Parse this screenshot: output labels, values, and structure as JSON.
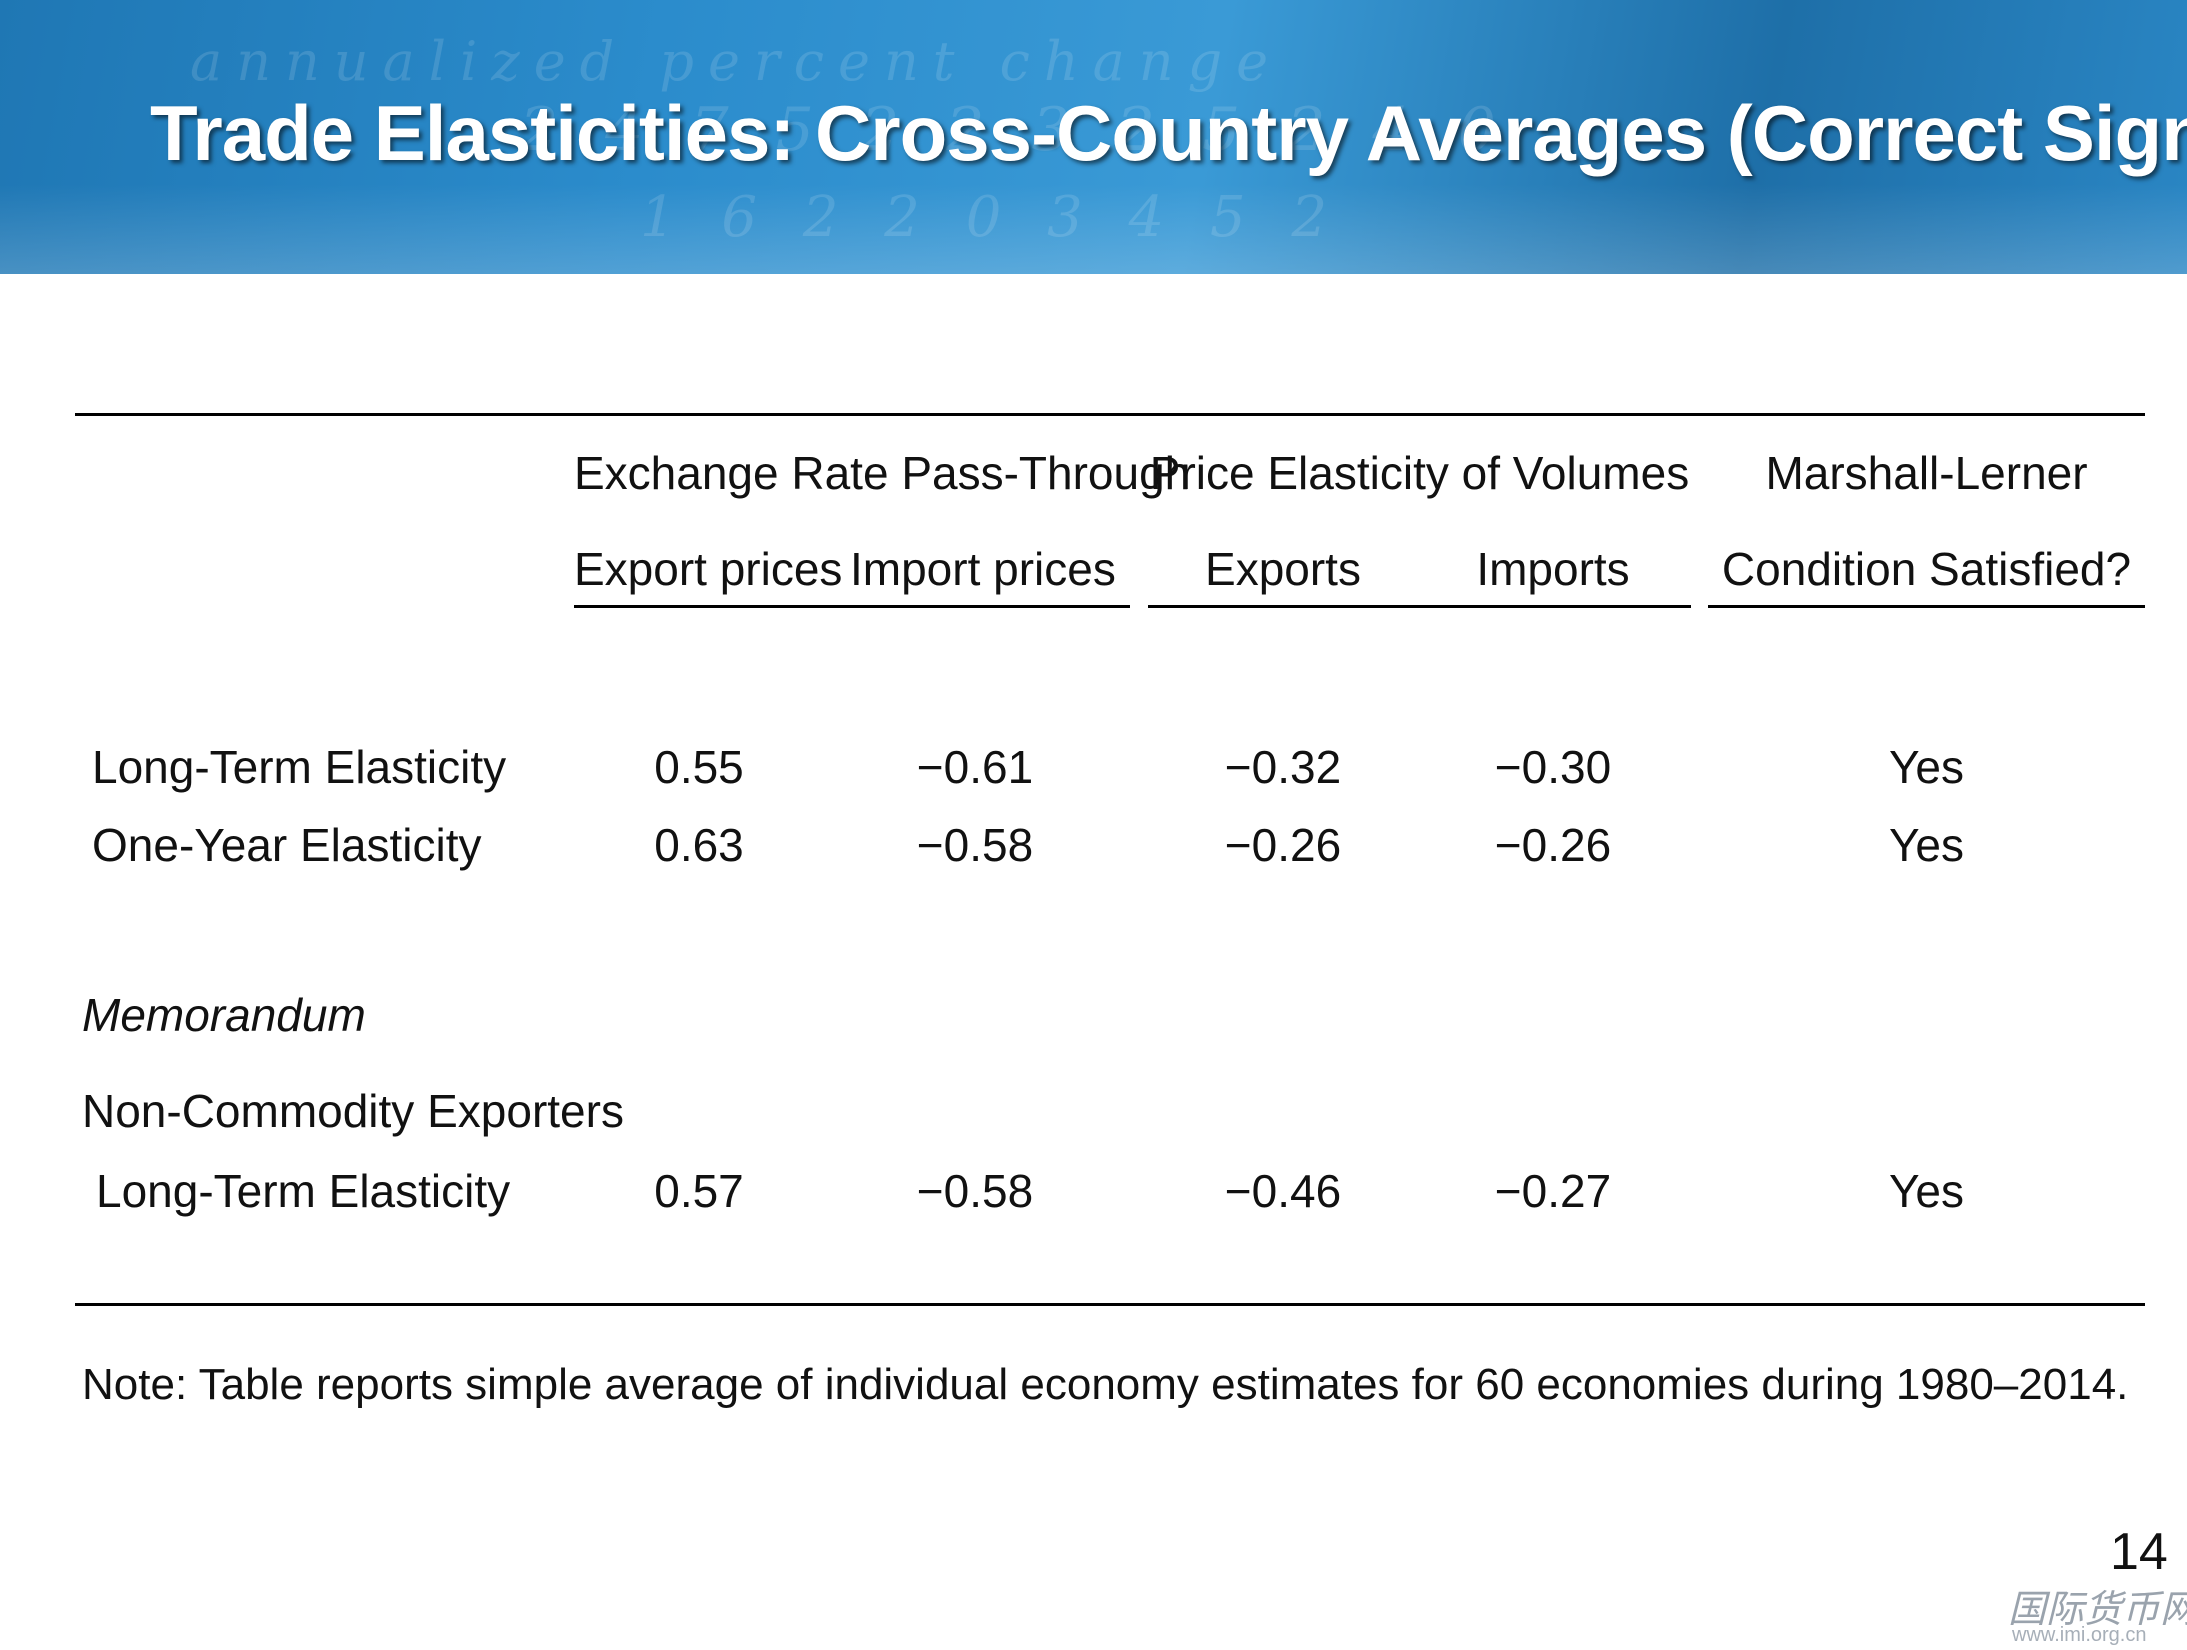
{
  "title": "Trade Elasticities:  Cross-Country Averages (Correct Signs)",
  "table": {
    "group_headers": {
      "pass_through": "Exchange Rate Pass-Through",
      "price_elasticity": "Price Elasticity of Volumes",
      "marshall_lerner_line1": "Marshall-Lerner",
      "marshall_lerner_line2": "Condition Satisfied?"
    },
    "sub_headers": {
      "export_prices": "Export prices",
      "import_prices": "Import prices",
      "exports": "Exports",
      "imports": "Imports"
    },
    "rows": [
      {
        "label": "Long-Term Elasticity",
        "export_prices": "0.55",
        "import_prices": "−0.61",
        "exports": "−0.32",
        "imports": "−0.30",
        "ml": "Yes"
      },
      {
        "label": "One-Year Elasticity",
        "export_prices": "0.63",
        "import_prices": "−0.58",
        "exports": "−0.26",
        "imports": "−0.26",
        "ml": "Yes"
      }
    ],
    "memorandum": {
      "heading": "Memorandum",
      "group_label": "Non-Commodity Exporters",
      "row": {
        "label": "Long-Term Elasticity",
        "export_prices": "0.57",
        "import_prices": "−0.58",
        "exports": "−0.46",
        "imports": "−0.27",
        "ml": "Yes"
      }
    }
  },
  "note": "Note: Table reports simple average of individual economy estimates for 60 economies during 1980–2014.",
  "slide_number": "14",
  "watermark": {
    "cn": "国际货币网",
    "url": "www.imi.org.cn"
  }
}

==

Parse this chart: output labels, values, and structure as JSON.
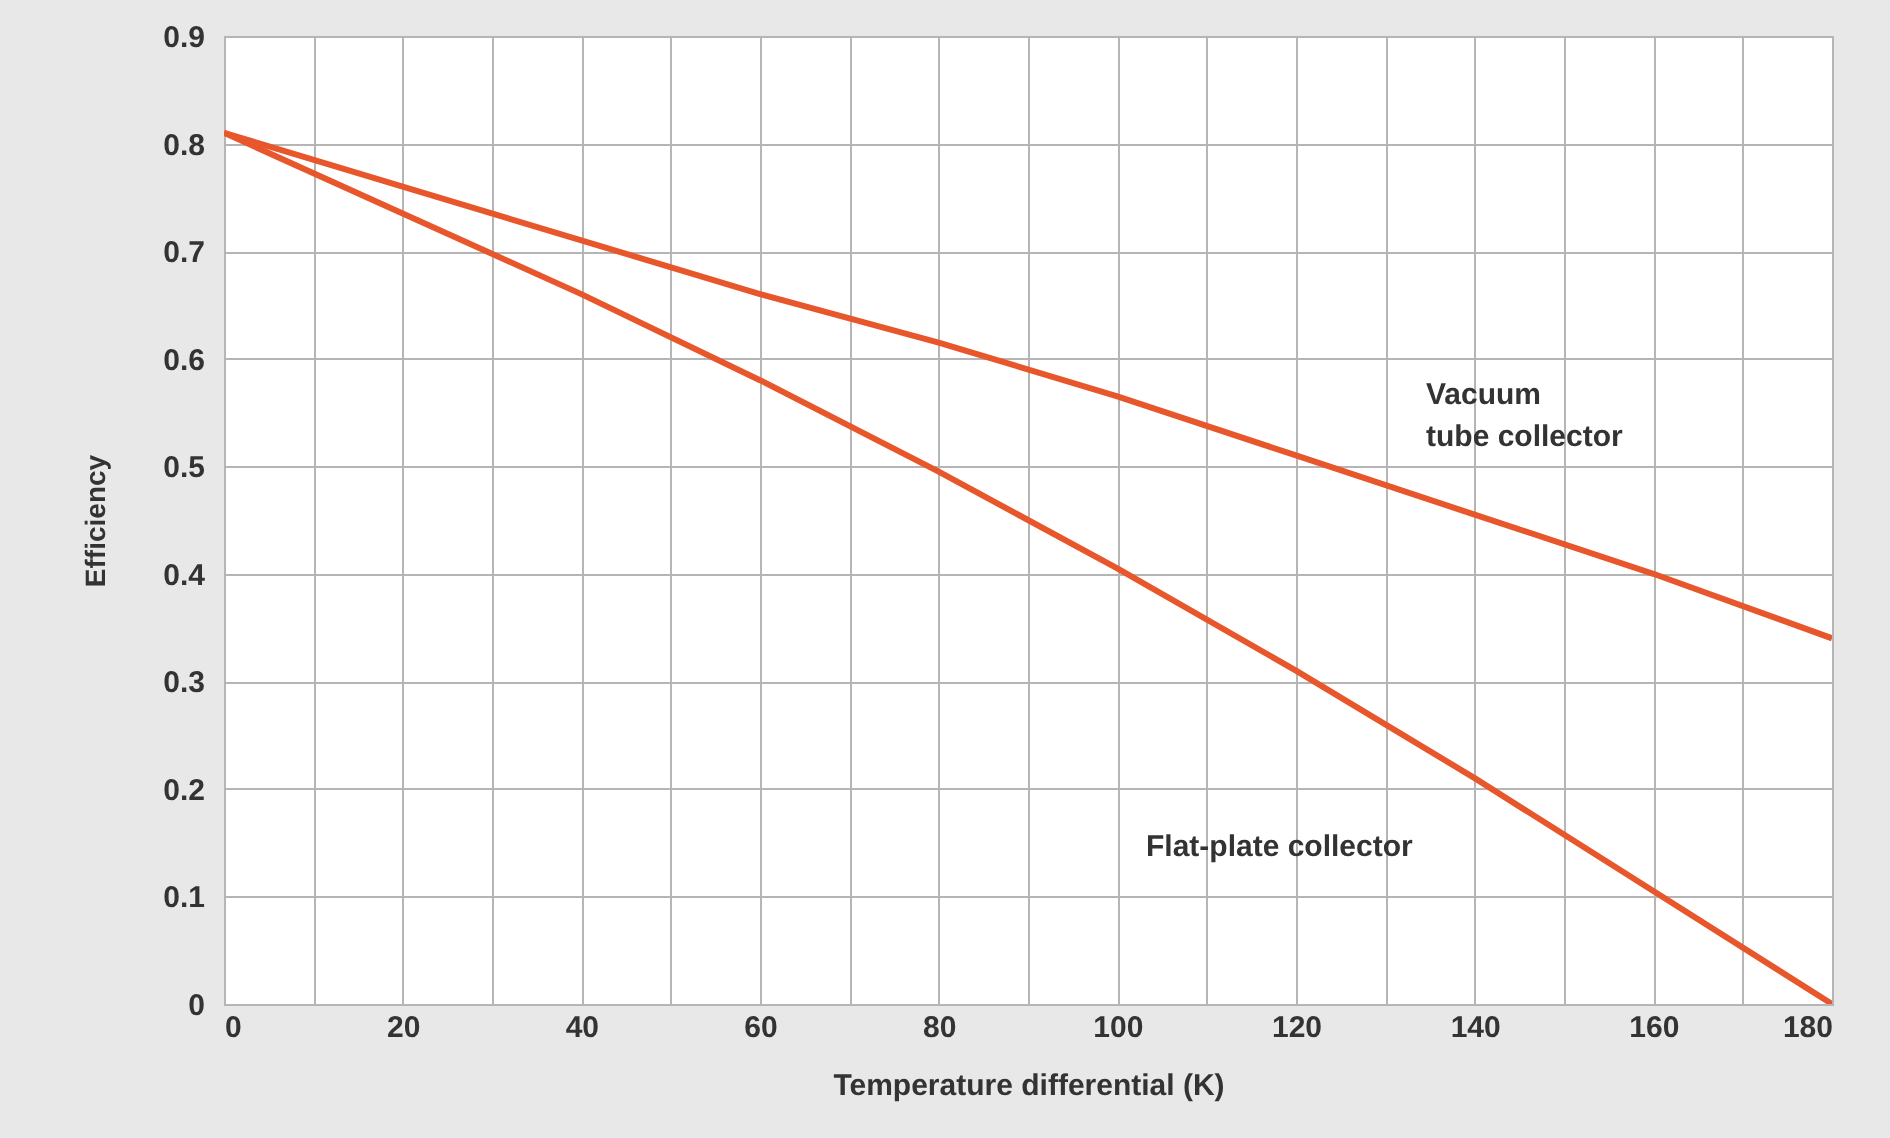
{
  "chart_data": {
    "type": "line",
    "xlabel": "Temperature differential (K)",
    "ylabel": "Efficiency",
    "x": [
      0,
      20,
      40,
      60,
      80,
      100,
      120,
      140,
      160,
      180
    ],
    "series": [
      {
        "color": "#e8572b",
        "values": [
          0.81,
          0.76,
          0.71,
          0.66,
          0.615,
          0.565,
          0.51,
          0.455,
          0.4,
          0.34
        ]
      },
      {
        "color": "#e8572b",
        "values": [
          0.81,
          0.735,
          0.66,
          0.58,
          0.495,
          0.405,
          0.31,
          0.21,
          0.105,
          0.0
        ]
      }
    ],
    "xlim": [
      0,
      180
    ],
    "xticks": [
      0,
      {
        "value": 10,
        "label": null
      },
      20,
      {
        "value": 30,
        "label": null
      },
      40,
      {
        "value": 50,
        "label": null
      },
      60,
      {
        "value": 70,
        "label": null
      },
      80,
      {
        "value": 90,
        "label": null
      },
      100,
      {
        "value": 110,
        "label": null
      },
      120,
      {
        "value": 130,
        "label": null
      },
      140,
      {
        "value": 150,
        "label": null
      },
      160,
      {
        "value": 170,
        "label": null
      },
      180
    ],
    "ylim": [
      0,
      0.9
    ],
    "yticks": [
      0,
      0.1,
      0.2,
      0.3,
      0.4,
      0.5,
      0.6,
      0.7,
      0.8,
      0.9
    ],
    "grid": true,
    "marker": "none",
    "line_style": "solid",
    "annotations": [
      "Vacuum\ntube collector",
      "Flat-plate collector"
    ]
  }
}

==

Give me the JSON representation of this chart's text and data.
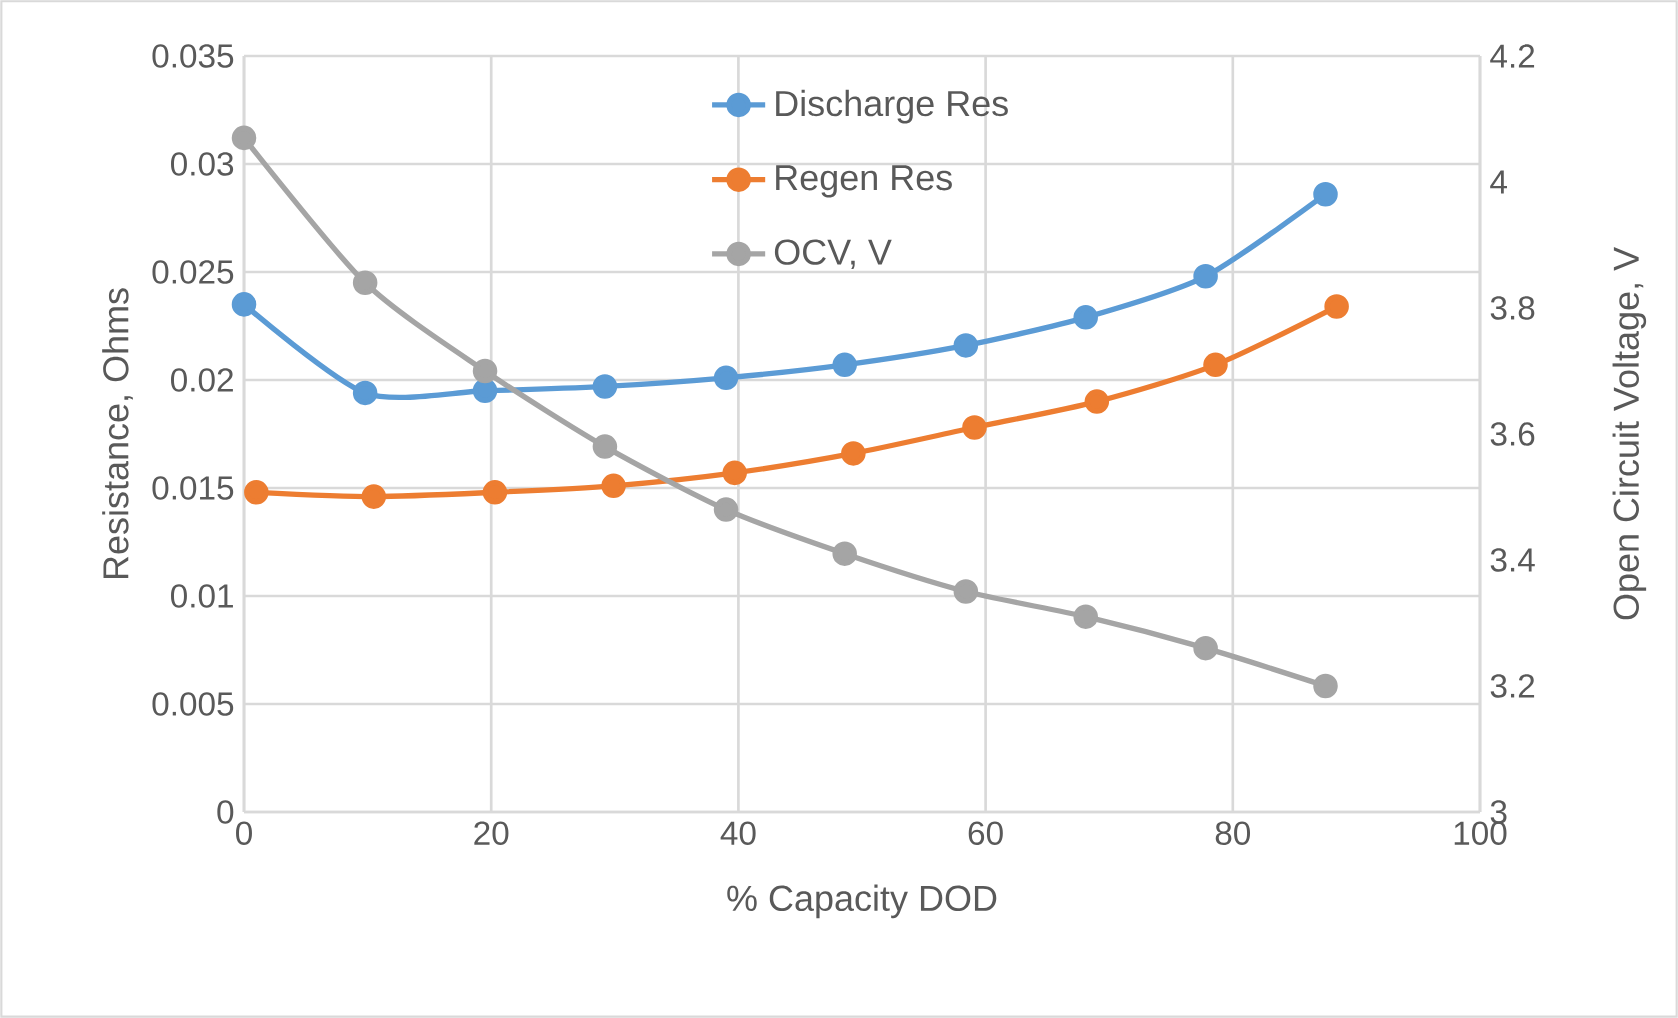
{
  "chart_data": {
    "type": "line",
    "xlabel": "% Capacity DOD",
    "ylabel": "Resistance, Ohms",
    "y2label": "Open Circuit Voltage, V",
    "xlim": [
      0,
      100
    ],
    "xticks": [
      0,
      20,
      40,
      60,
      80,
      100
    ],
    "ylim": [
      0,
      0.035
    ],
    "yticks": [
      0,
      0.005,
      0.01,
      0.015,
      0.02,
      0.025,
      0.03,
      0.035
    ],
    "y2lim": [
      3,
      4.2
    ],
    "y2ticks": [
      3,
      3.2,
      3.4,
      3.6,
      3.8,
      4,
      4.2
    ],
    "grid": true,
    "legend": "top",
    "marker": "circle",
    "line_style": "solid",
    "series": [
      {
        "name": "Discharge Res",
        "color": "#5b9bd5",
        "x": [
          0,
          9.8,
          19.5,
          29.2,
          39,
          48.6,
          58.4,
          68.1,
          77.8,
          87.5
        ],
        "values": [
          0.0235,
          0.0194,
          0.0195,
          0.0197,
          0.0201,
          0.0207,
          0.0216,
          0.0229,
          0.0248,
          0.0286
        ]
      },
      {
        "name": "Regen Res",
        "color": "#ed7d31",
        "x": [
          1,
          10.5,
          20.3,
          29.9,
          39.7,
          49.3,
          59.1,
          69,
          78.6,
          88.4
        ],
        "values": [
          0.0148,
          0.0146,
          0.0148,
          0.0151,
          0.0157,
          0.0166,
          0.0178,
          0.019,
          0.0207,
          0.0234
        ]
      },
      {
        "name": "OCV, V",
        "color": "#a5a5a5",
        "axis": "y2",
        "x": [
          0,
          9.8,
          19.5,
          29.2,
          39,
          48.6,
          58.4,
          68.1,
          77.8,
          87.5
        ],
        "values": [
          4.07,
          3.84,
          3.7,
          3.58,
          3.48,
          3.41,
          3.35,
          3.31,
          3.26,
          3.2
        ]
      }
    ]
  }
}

_Written problem_
Say how many lines in the records contain the string "imports", and say nothing else.

_Output of the exercise_
4